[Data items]

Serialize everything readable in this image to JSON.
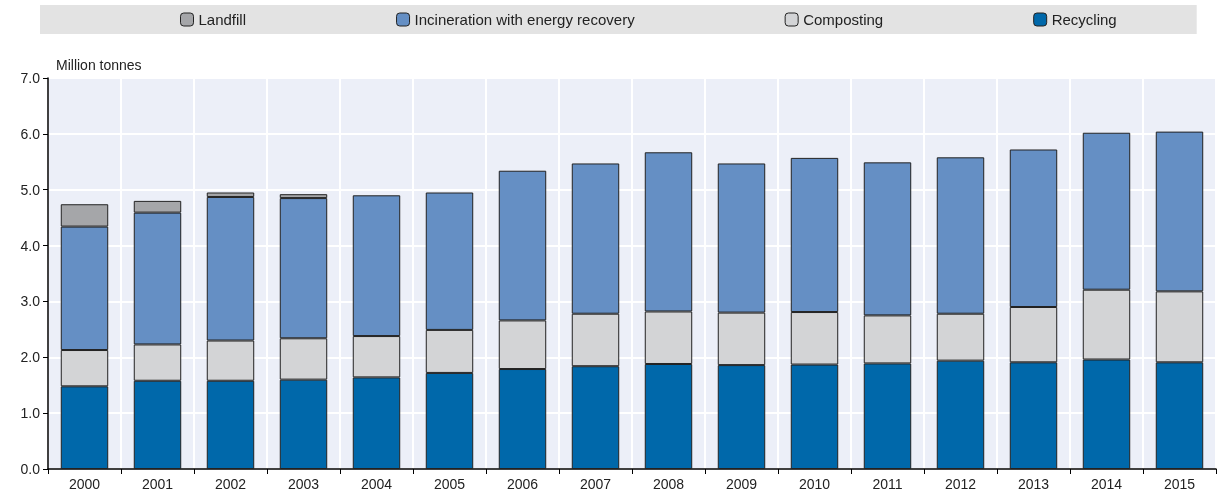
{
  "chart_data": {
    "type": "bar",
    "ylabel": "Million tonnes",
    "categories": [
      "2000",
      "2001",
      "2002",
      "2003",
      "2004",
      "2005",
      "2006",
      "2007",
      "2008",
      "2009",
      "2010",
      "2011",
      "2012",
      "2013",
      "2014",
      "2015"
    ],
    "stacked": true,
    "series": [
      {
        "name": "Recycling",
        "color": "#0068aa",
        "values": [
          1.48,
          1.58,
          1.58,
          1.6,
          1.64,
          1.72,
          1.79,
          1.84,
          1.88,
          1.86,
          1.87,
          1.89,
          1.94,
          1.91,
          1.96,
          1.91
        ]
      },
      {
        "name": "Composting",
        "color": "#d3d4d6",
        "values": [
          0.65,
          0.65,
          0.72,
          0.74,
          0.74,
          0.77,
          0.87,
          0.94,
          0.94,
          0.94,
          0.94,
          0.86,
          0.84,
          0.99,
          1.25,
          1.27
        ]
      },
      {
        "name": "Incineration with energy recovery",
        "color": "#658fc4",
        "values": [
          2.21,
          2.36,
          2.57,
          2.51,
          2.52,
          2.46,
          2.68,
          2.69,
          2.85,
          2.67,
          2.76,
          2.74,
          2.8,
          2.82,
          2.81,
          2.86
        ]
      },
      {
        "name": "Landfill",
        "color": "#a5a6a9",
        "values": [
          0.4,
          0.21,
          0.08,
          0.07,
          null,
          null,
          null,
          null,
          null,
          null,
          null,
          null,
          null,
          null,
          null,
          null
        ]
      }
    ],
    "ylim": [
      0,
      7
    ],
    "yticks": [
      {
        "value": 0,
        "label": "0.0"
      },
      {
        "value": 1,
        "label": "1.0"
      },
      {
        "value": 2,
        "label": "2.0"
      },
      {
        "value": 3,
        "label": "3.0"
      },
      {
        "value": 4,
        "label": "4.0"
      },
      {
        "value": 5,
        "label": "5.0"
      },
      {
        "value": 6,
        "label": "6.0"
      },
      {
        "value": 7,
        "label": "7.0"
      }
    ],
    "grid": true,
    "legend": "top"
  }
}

• Requirement
Every entry must be transcribed exactly. Pictures do not belong in the copy.

• Solution to the exercise
Serialize everything readable in this image to JSON.
{
  "chart_data": {
    "type": "bar",
    "ylabel": "Million tonnes",
    "categories": [
      "2000",
      "2001",
      "2002",
      "2003",
      "2004",
      "2005",
      "2006",
      "2007",
      "2008",
      "2009",
      "2010",
      "2011",
      "2012",
      "2013",
      "2014",
      "2015"
    ],
    "stacked": true,
    "series": [
      {
        "name": "Recycling",
        "color": "#0068aa",
        "values": [
          1.48,
          1.58,
          1.58,
          1.6,
          1.64,
          1.72,
          1.79,
          1.84,
          1.88,
          1.86,
          1.87,
          1.89,
          1.94,
          1.91,
          1.96,
          1.91
        ]
      },
      {
        "name": "Composting",
        "color": "#d3d4d6",
        "values": [
          0.65,
          0.65,
          0.72,
          0.74,
          0.74,
          0.77,
          0.87,
          0.94,
          0.94,
          0.94,
          0.94,
          0.86,
          0.84,
          0.99,
          1.25,
          1.27
        ]
      },
      {
        "name": "Incineration with energy recovery",
        "color": "#658fc4",
        "values": [
          2.21,
          2.36,
          2.57,
          2.51,
          2.52,
          2.46,
          2.68,
          2.69,
          2.85,
          2.67,
          2.76,
          2.74,
          2.8,
          2.82,
          2.81,
          2.86
        ]
      },
      {
        "name": "Landfill",
        "color": "#a5a6a9",
        "values": [
          0.4,
          0.21,
          0.08,
          0.07,
          null,
          null,
          null,
          null,
          null,
          null,
          null,
          null,
          null,
          null,
          null,
          null
        ]
      }
    ],
    "ylim": [
      0,
      7
    ],
    "yticks": [
      {
        "value": 0,
        "label": "0.0"
      },
      {
        "value": 1,
        "label": "1.0"
      },
      {
        "value": 2,
        "label": "2.0"
      },
      {
        "value": 3,
        "label": "3.0"
      },
      {
        "value": 4,
        "label": "4.0"
      },
      {
        "value": 5,
        "label": "5.0"
      },
      {
        "value": 6,
        "label": "6.0"
      },
      {
        "value": 7,
        "label": "7.0"
      }
    ],
    "grid": true,
    "legend": "top"
  }
}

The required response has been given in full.